--- START DATA LISTING ---

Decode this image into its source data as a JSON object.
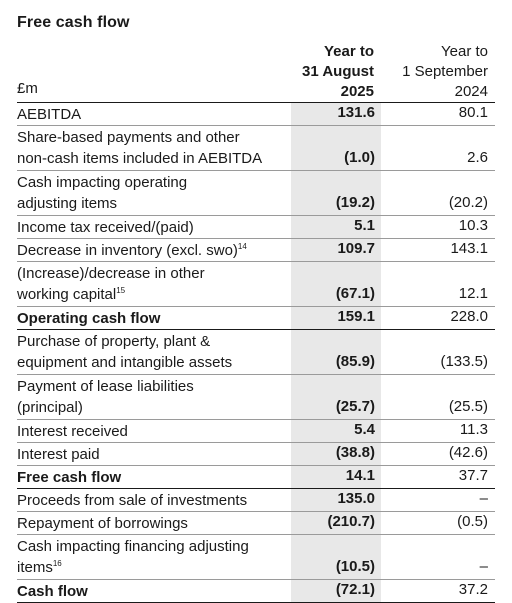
{
  "title": "Free cash flow",
  "header": {
    "unit_label": "£m",
    "col1": [
      "Year to",
      "31 August",
      "2025"
    ],
    "col2": [
      "Year to",
      "1 September",
      "2024"
    ]
  },
  "rows": [
    {
      "label": "AEBITDA",
      "v1": "131.6",
      "v2": "80.1",
      "bold": false,
      "lines": 1
    },
    {
      "label": "Share-based payments and other non-cash items included in AEBITDA",
      "v1": "(1.0)",
      "v2": "2.6",
      "bold": false,
      "lines": 2
    },
    {
      "label": "Cash impacting operating adjusting items",
      "v1": "(19.2)",
      "v2": "(20.2)",
      "bold": false,
      "lines": 2
    },
    {
      "label": "Income tax received/(paid)",
      "v1": "5.1",
      "v2": "10.3",
      "bold": false,
      "lines": 1
    },
    {
      "label": "Decrease in inventory (excl. swo)",
      "sup": "14",
      "v1": "109.7",
      "v2": "143.1",
      "bold": false,
      "lines": 1
    },
    {
      "label": "(Increase)/decrease in other working capital",
      "sup": "15",
      "v1": "(67.1)",
      "v2": "12.1",
      "bold": false,
      "lines": 2
    },
    {
      "label": "Operating cash flow",
      "v1": "159.1",
      "v2": "228.0",
      "bold": true,
      "lines": 1
    },
    {
      "label": "Purchase of property, plant & equipment and intangible assets",
      "v1": "(85.9)",
      "v2": "(133.5)",
      "bold": false,
      "lines": 2
    },
    {
      "label": "Payment of lease liabilities (principal)",
      "v1": "(25.7)",
      "v2": "(25.5)",
      "bold": false,
      "lines": 2
    },
    {
      "label": "Interest received",
      "v1": "5.4",
      "v2": "11.3",
      "bold": false,
      "lines": 1
    },
    {
      "label": "Interest paid",
      "v1": "(38.8)",
      "v2": "(42.6)",
      "bold": false,
      "lines": 1
    },
    {
      "label": "Free cash flow",
      "v1": "14.1",
      "v2": "37.7",
      "bold": true,
      "lines": 1
    },
    {
      "label": "Proceeds from sale of investments",
      "v1": "135.0",
      "v2": "–",
      "bold": false,
      "lines": 1
    },
    {
      "label": "Repayment of borrowings",
      "v1": "(210.7)",
      "v2": "(0.5)",
      "bold": false,
      "lines": 1
    },
    {
      "label": "Cash impacting financing adjusting items",
      "sup": "16",
      "v1": "(10.5)",
      "v2": "–",
      "bold": false,
      "lines": 2
    },
    {
      "label": "Cash flow",
      "v1": "(72.1)",
      "v2": "37.2",
      "bold": true,
      "lines": 1
    }
  ]
}
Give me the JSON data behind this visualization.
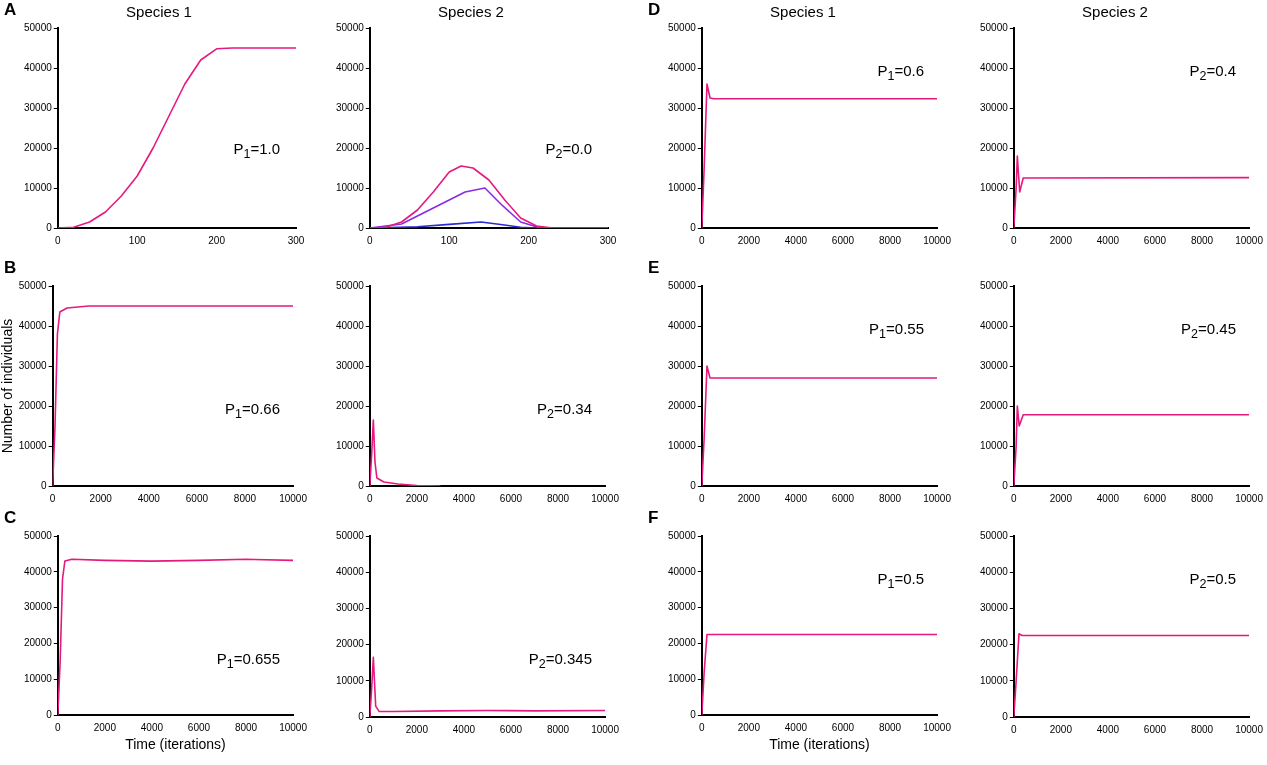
{
  "chart_data": [
    {
      "type": "line",
      "title": "Species 1",
      "annotations": [
        "A",
        "P$_{1}$=1.0"
      ],
      "xlim": [
        0,
        300
      ],
      "xticks": [
        0,
        100,
        200,
        300
      ],
      "ylim": [
        0,
        50000
      ],
      "yticks": [
        0,
        10000,
        20000,
        30000,
        40000,
        50000
      ],
      "grid": false,
      "legend": false,
      "marker": "none",
      "series": [
        {
          "color": "#e6197e",
          "x": [
            0,
            20,
            40,
            60,
            80,
            100,
            120,
            140,
            160,
            180,
            200,
            220,
            300
          ],
          "values": [
            0,
            200,
            1500,
            4000,
            8000,
            13000,
            20000,
            28000,
            36000,
            42000,
            44800,
            45000,
            45000
          ]
        }
      ]
    },
    {
      "type": "line",
      "title": "Species 2",
      "annotations": [
        "P$_{2}$=0.0"
      ],
      "xlim": [
        0,
        300
      ],
      "xticks": [
        0,
        100,
        200,
        300
      ],
      "ylim": [
        0,
        50000
      ],
      "yticks": [
        0,
        10000,
        20000,
        30000,
        40000,
        50000
      ],
      "grid": false,
      "legend": false,
      "marker": "none",
      "series": [
        {
          "color": "#e6197e",
          "x": [
            0,
            20,
            40,
            60,
            80,
            100,
            115,
            130,
            150,
            170,
            190,
            210,
            230,
            300
          ],
          "values": [
            0,
            200,
            1500,
            4500,
            9000,
            14000,
            15500,
            15000,
            12000,
            7000,
            2500,
            500,
            0,
            0
          ]
        },
        {
          "color": "#8b2be2",
          "x": [
            0,
            40,
            80,
            120,
            145,
            165,
            190,
            215,
            300
          ],
          "values": [
            0,
            1000,
            5000,
            9000,
            10000,
            6000,
            1500,
            0,
            0
          ]
        },
        {
          "color": "#2b2bd0",
          "x": [
            0,
            60,
            100,
            140,
            160,
            190,
            210,
            300
          ],
          "values": [
            0,
            300,
            900,
            1500,
            1000,
            200,
            0,
            0
          ]
        }
      ]
    },
    {
      "type": "line",
      "title": "Species 1",
      "annotations": [
        "D",
        "P$_{1}$=0.6"
      ],
      "xlim": [
        0,
        10000
      ],
      "xticks": [
        0,
        2000,
        4000,
        6000,
        8000,
        10000
      ],
      "ylim": [
        0,
        50000
      ],
      "yticks": [
        0,
        10000,
        20000,
        30000,
        40000,
        50000
      ],
      "grid": false,
      "legend": false,
      "marker": "none",
      "series": [
        {
          "color": "#e6197e",
          "x": [
            0,
            100,
            220,
            350,
            500,
            10000
          ],
          "values": [
            0,
            15000,
            36000,
            32500,
            32300,
            32300
          ]
        }
      ]
    },
    {
      "type": "line",
      "title": "Species 2",
      "annotations": [
        "P$_{2}$=0.4"
      ],
      "xlim": [
        0,
        10000
      ],
      "xticks": [
        0,
        2000,
        4000,
        6000,
        8000,
        10000
      ],
      "ylim": [
        0,
        50000
      ],
      "yticks": [
        0,
        10000,
        20000,
        30000,
        40000,
        50000
      ],
      "grid": false,
      "legend": false,
      "marker": "none",
      "series": [
        {
          "color": "#e6197e",
          "x": [
            0,
            100,
            150,
            250,
            400,
            10000
          ],
          "values": [
            0,
            10000,
            18000,
            9000,
            12500,
            12600
          ]
        }
      ]
    },
    {
      "type": "line",
      "ylabel": "Number of individuals",
      "annotations": [
        "B",
        "P$_{1}$=0.66"
      ],
      "xlim": [
        0,
        10000
      ],
      "xticks": [
        0,
        2000,
        4000,
        6000,
        8000,
        10000
      ],
      "ylim": [
        0,
        50000
      ],
      "yticks": [
        0,
        10000,
        20000,
        30000,
        40000,
        50000
      ],
      "grid": false,
      "legend": false,
      "marker": "none",
      "series": [
        {
          "color": "#e6197e",
          "x": [
            0,
            100,
            200,
            300,
            600,
            1500,
            10000
          ],
          "values": [
            0,
            15000,
            38000,
            43500,
            44500,
            45000,
            45000
          ]
        }
      ]
    },
    {
      "type": "line",
      "annotations": [
        "P$_{2}$=0.34"
      ],
      "xlim": [
        0,
        10000
      ],
      "xticks": [
        0,
        2000,
        4000,
        6000,
        8000,
        10000
      ],
      "ylim": [
        0,
        50000
      ],
      "yticks": [
        0,
        10000,
        20000,
        30000,
        40000,
        50000
      ],
      "grid": false,
      "legend": false,
      "marker": "none",
      "series": [
        {
          "color": "#e6197e",
          "x": [
            0,
            80,
            150,
            220,
            300,
            600,
            1200,
            2000,
            3000
          ],
          "values": [
            0,
            8000,
            16500,
            6000,
            2000,
            1000,
            500,
            100,
            0
          ]
        }
      ]
    },
    {
      "type": "line",
      "annotations": [
        "E",
        "P$_{1}$=0.55"
      ],
      "xlim": [
        0,
        10000
      ],
      "xticks": [
        0,
        2000,
        4000,
        6000,
        8000,
        10000
      ],
      "ylim": [
        0,
        50000
      ],
      "yticks": [
        0,
        10000,
        20000,
        30000,
        40000,
        50000
      ],
      "grid": false,
      "legend": false,
      "marker": "none",
      "series": [
        {
          "color": "#e6197e",
          "x": [
            0,
            100,
            220,
            350,
            10000
          ],
          "values": [
            0,
            12000,
            30000,
            27000,
            27000
          ]
        }
      ]
    },
    {
      "type": "line",
      "annotations": [
        "P$_{2}$=0.45"
      ],
      "xlim": [
        0,
        10000
      ],
      "xticks": [
        0,
        2000,
        4000,
        6000,
        8000,
        10000
      ],
      "ylim": [
        0,
        50000
      ],
      "yticks": [
        0,
        10000,
        20000,
        30000,
        40000,
        50000
      ],
      "grid": false,
      "legend": false,
      "marker": "none",
      "series": [
        {
          "color": "#e6197e",
          "x": [
            0,
            100,
            150,
            230,
            400,
            10000
          ],
          "values": [
            0,
            10000,
            20000,
            15000,
            17800,
            17800
          ]
        }
      ]
    },
    {
      "type": "line",
      "xlabel": "Time (iterations)",
      "annotations": [
        "C",
        "P$_{1}$=0.655"
      ],
      "xlim": [
        0,
        10000
      ],
      "xticks": [
        0,
        2000,
        4000,
        6000,
        8000,
        10000
      ],
      "ylim": [
        0,
        50000
      ],
      "yticks": [
        0,
        10000,
        20000,
        30000,
        40000,
        50000
      ],
      "grid": false,
      "legend": false,
      "marker": "none",
      "series": [
        {
          "color": "#e6197e",
          "x": [
            0,
            100,
            200,
            300,
            600,
            2000,
            4000,
            6000,
            8000,
            10000
          ],
          "values": [
            0,
            15000,
            38000,
            43000,
            43500,
            43200,
            43000,
            43200,
            43500,
            43200
          ]
        }
      ]
    },
    {
      "type": "line",
      "annotations": [
        "P$_{2}$=0.345"
      ],
      "xlim": [
        0,
        10000
      ],
      "xticks": [
        0,
        2000,
        4000,
        6000,
        8000,
        10000
      ],
      "ylim": [
        0,
        50000
      ],
      "yticks": [
        0,
        10000,
        20000,
        30000,
        40000,
        50000
      ],
      "grid": false,
      "legend": false,
      "marker": "none",
      "series": [
        {
          "color": "#e6197e",
          "x": [
            0,
            80,
            150,
            250,
            400,
            1000,
            3000,
            5000,
            7000,
            10000
          ],
          "values": [
            0,
            8000,
            16500,
            3000,
            1500,
            1500,
            1700,
            1800,
            1700,
            1800
          ]
        }
      ]
    },
    {
      "type": "line",
      "xlabel": "Time (iterations)",
      "annotations": [
        "F",
        "P$_{1}$=0.5"
      ],
      "xlim": [
        0,
        10000
      ],
      "xticks": [
        0,
        2000,
        4000,
        6000,
        8000,
        10000
      ],
      "ylim": [
        0,
        50000
      ],
      "yticks": [
        0,
        10000,
        20000,
        30000,
        40000,
        50000
      ],
      "grid": false,
      "legend": false,
      "marker": "none",
      "series": [
        {
          "color": "#e6197e",
          "x": [
            0,
            100,
            220,
            10000
          ],
          "values": [
            0,
            12000,
            22500,
            22500
          ]
        }
      ]
    },
    {
      "type": "line",
      "annotations": [
        "P$_{2}$=0.5"
      ],
      "xlim": [
        0,
        10000
      ],
      "xticks": [
        0,
        2000,
        4000,
        6000,
        8000,
        10000
      ],
      "ylim": [
        0,
        50000
      ],
      "yticks": [
        0,
        10000,
        20000,
        30000,
        40000,
        50000
      ],
      "grid": false,
      "legend": false,
      "marker": "none",
      "series": [
        {
          "color": "#e6197e",
          "x": [
            0,
            100,
            220,
            350,
            10000
          ],
          "values": [
            0,
            10000,
            23000,
            22500,
            22500
          ]
        }
      ]
    }
  ]
}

--- END DATA LISTING ---

* [TASK DETAILS]: Extract every line from the records above that contains the word "this".

* [CORRECT ANSWER]:
Decode this image into its source data as a JSON object.
Give me the JSON data behind this visualization.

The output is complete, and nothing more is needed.